▶ Exercise task
In the entries that follow, how many lines contain "description"? Answer with the number only.

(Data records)

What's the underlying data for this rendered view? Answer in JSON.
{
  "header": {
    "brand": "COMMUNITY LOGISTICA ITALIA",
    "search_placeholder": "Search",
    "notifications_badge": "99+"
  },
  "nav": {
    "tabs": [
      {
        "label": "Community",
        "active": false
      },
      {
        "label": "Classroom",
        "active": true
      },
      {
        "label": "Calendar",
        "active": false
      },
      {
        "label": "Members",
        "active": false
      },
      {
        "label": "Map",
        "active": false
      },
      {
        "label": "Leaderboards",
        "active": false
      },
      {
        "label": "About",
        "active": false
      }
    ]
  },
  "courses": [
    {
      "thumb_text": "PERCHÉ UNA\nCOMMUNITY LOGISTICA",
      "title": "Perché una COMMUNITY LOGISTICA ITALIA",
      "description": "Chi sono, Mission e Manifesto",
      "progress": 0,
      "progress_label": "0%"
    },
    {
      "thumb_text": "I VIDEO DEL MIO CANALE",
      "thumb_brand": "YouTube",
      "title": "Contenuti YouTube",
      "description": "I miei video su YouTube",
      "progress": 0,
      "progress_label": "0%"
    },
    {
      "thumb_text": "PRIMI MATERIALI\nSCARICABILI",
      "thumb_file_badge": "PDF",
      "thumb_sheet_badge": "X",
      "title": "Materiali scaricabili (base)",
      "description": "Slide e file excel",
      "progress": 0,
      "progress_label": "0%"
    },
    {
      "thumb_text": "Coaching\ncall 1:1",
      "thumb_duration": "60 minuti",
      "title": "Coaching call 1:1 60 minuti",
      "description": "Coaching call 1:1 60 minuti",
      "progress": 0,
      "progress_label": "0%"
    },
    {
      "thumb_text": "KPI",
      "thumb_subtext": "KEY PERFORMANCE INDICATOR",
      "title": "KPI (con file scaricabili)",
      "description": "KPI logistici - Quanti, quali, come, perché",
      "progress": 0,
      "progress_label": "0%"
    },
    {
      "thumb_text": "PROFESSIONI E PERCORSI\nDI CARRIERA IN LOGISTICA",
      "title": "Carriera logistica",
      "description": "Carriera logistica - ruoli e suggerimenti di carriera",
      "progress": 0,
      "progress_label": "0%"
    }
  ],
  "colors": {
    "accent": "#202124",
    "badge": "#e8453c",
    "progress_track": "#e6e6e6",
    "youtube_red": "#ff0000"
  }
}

▶ Response to this task
6